▶ ФРАГМЕНТ ТЕКСТА
Мир полон слов, шумящих, кричащих, шипящих, хрипящих, свистящих. Ужас словесности, не мы владеем словами, слова владеют нами, чувствуют, мыслят, говорят, изъясняются нами. Слово съело человека, поглотило с косточками, с потрохами, всего. Но, казалось бы, те же самые слова говорят что-то без слов, чем-то несловесным, музыкой, звуком, ритмом, гармонией, но и еще чем-то. Это они говорят душой, это душа говорит; так говорит, что как будто не словами, как будто это не слова, а сама душа, душа слов и душа человека. Это бессмертный огонь, который все хранит и все будит (по Фету), основа всего и от него всё. Вот почему слово всегда больше самого себя. И даже когда без слова, то все-таки слово всегда тут же, только не изрекается, не размыкает уста, но в мимике, в жесте, в выражении глаз, в интонации голоса.

Кто-то крутит язык как калейдоскоп, все не то, не то. И вдруг – вспышка, загорается дивный узор, волшебство, удар чуда. Душа то число, то лучик в саду. «Я в этот мир пришел, чтоб видеть солнце, /И если день погас, /Я буду петь, я буду петь о солнце /В предсмертный час». Пел ли он, поэт, в свой последний час? «Поэты умирают с песней на устах». Нет, не пел, каялся в грехах, солнцепоклонник. А Фет умер со словом «чёрт», это было последнее его слово. Попытался перекреститься, но смерть оборвала эту попытку.

▶ ЗАДАНИЯ
1. Объясните в одном–трёх предложениях, почему, согласно тексту о словах, слово всегда больше самого себя.
2. Каким словом, по тексту о словах, умер Фет?
3. Измените фрагмент текста о словах от «Мир полон слов, шумящих, кричащих, шипящих, хрипящих, свистящих.» до «в интонации голоса.», заменив «бессмертный огонь» на «вечный огонь».
Приведённые далее данные для работы не понадобятся.

[Сохранённые данные]
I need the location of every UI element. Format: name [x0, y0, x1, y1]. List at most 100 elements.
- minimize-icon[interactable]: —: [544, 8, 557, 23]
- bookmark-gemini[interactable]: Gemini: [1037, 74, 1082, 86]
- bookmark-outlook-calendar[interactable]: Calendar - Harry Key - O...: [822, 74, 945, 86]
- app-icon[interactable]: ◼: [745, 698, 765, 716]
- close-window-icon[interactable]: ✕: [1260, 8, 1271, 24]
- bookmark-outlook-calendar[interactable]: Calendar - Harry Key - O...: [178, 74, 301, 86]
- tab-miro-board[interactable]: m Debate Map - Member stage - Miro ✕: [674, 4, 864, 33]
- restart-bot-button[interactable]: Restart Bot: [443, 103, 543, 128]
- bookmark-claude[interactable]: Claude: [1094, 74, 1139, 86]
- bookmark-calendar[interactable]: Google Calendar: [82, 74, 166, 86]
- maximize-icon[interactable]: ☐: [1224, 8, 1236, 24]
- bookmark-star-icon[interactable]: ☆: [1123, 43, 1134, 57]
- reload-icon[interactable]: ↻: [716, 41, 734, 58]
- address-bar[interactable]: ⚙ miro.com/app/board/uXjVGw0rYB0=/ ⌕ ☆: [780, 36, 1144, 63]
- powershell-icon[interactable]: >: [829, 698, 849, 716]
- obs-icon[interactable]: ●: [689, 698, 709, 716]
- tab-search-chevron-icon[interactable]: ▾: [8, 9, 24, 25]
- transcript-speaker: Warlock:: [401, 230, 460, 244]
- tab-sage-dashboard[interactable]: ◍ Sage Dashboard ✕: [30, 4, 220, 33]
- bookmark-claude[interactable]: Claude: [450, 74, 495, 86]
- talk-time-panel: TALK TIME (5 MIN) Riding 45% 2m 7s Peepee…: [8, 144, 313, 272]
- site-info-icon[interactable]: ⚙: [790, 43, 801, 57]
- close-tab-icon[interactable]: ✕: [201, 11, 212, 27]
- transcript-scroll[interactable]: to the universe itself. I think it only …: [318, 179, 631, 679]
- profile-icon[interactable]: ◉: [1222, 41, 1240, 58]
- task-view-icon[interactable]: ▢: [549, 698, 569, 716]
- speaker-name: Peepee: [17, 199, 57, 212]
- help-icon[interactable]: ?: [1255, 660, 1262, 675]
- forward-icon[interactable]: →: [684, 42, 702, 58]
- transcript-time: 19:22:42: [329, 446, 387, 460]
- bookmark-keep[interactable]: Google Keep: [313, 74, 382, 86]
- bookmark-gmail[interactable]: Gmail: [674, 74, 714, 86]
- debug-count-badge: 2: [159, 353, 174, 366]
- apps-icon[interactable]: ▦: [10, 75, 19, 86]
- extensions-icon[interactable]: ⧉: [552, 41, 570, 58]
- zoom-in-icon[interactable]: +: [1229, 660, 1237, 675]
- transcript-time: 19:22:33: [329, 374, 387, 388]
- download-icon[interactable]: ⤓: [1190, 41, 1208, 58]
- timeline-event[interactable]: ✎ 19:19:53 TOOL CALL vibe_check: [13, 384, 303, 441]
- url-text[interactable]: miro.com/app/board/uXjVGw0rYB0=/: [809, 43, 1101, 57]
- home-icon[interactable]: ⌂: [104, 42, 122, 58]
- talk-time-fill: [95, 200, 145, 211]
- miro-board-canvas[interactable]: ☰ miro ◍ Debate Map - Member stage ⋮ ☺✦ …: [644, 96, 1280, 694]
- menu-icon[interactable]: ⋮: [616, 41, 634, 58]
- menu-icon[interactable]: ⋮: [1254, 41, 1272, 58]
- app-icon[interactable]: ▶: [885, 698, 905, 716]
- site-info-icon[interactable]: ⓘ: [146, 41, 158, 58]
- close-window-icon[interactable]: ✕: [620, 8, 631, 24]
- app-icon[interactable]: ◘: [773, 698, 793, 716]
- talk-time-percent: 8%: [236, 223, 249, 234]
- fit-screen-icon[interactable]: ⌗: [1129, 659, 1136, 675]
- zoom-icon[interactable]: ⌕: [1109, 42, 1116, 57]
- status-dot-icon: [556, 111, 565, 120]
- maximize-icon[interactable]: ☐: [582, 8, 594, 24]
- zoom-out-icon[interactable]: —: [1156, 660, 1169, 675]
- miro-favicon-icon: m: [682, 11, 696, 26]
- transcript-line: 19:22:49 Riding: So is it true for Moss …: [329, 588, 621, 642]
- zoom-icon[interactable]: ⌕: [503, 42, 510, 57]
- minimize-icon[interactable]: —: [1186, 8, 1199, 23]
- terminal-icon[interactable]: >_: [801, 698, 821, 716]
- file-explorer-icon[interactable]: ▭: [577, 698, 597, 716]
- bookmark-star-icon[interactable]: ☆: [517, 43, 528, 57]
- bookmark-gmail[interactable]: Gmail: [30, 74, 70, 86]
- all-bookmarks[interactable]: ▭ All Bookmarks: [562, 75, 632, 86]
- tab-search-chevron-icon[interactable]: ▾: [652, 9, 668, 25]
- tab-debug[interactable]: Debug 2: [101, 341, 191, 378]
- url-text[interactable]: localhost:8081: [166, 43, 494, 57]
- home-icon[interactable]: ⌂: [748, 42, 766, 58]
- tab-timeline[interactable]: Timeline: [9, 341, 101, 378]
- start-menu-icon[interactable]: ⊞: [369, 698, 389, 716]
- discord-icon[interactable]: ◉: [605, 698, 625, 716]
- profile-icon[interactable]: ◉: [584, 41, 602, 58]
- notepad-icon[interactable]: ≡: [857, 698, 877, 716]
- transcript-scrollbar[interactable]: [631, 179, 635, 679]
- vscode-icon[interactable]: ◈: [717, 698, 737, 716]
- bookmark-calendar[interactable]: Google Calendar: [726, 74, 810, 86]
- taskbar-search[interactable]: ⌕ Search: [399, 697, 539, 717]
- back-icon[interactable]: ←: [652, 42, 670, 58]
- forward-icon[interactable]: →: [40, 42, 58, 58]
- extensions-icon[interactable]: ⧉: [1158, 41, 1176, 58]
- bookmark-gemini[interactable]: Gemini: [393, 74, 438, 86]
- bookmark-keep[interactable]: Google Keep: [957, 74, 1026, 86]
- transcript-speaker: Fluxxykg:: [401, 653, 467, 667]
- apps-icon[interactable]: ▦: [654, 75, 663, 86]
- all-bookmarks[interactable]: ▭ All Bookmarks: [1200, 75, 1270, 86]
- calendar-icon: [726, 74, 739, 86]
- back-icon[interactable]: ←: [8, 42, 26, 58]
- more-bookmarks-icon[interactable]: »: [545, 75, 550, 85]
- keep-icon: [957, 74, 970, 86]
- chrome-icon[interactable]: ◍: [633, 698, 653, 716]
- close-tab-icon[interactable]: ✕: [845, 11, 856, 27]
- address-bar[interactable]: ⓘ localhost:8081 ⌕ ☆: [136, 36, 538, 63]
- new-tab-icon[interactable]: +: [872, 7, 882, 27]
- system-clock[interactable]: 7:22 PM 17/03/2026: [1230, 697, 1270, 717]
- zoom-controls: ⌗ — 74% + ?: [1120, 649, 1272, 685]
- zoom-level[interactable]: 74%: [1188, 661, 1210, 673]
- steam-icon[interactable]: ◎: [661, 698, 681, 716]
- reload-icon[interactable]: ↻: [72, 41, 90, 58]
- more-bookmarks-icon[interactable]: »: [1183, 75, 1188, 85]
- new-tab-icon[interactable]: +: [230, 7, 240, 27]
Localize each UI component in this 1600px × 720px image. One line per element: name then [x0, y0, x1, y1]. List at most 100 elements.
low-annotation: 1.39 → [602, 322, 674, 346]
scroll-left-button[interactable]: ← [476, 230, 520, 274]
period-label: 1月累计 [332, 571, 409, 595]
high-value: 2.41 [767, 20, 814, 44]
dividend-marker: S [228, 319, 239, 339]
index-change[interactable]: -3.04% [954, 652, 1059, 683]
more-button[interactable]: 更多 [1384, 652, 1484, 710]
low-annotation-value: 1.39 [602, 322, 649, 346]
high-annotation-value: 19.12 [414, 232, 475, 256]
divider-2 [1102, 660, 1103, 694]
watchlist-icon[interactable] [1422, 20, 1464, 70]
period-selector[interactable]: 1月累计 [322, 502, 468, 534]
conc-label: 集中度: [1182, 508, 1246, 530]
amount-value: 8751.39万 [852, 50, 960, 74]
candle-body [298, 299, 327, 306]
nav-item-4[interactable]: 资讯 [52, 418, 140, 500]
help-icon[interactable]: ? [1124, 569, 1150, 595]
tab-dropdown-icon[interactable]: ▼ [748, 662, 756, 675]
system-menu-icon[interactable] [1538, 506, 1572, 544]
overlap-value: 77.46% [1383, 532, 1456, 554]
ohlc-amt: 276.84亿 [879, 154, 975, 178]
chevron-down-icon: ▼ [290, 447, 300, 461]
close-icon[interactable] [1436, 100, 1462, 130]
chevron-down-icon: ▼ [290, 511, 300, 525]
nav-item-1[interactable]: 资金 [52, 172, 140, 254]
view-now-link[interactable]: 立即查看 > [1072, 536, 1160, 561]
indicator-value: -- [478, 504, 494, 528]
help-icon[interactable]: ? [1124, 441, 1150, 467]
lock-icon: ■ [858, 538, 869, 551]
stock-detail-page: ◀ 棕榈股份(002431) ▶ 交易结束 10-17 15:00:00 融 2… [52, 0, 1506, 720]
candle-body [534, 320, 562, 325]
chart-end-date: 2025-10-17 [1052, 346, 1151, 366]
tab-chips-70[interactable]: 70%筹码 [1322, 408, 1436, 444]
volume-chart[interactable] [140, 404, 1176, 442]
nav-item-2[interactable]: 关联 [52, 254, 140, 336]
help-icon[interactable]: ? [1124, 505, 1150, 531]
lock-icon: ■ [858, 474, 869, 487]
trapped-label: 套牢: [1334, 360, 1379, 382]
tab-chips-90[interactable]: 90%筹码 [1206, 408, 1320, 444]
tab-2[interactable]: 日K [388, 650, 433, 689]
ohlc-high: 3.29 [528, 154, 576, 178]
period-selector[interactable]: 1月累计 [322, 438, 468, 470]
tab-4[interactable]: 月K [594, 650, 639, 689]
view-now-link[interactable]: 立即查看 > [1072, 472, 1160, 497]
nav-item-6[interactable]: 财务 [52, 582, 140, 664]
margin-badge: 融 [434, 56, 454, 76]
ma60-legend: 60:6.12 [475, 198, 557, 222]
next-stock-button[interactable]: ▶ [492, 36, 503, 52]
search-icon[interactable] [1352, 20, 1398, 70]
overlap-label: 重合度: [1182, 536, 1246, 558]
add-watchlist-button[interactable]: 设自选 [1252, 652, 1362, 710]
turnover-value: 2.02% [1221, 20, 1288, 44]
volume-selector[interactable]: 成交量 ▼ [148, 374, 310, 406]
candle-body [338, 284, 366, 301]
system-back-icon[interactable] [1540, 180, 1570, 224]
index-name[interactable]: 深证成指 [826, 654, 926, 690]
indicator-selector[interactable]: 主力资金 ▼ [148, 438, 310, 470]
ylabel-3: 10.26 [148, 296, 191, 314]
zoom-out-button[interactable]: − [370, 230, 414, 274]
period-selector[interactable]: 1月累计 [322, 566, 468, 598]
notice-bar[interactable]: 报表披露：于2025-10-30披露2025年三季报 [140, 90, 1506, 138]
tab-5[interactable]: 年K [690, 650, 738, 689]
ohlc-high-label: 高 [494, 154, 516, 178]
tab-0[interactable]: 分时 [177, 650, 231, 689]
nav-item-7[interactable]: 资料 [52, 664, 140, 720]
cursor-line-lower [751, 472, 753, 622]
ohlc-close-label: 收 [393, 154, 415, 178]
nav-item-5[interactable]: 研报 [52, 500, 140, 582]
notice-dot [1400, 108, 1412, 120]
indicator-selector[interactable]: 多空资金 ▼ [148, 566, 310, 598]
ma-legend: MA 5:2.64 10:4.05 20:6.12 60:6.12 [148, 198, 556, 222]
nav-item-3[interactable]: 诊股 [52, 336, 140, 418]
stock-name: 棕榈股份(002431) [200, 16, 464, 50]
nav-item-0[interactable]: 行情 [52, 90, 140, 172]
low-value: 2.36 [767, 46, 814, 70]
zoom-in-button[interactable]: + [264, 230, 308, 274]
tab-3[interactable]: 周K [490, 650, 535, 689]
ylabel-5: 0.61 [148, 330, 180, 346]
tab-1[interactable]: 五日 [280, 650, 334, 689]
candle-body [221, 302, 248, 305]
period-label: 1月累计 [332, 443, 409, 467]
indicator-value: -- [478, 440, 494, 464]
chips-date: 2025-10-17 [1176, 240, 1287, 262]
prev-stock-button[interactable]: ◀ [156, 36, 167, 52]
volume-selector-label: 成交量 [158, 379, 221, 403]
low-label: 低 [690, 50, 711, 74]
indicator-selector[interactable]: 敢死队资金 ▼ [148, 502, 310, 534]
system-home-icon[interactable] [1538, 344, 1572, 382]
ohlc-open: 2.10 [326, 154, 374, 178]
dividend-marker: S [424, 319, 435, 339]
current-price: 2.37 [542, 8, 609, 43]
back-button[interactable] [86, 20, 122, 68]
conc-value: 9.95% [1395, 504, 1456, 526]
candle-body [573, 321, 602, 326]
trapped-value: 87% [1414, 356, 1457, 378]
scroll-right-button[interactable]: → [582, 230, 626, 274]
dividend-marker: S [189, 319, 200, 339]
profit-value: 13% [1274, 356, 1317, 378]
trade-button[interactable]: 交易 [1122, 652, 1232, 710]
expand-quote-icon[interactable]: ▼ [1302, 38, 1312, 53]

▶ ОТВЕТЫ ПО ЗАДАНИЯМ
1. Слова говорят не только словами, но и чем-то несловесным: музыкой, звуком, ритмом, гармонией. Через них говорит душа, душа слов и душа человека. Это бессмертный огонь, который всё хранит и всё будит, основа всего.

2. Словом «чёрт».

3.
Мир полон слов, шумящих, кричащих, шипящих, хрипящих, свистящих. Ужас словесности, не мы владеем словами, слова владеют нами, чувствуют, мыслят, говорят, изъясняются нами. Слово съело человека, поглотило с косточками, с потрохами, всего. Но, казалось бы, те же самые слова говорят что-то без слов, чем-то несловесным, музыкой, звуком, ритмом, гармонией, но и еще чем-то. Это они говорят душой, это душа говорит; так говорит, что как будто не словами, как будто это не слова, а сама душа, душа слов и душа человека. Это вечный огонь, который все хранит и все будит (по Фету), основа всего и от него всё. Вот почему слово всегда больше самого себя. И даже когда без слова, то все-таки слово всегда тут же, только не изрекается, не размыкает уста, но в мимике, в жесте, в выражении глаз, в интонации голоса.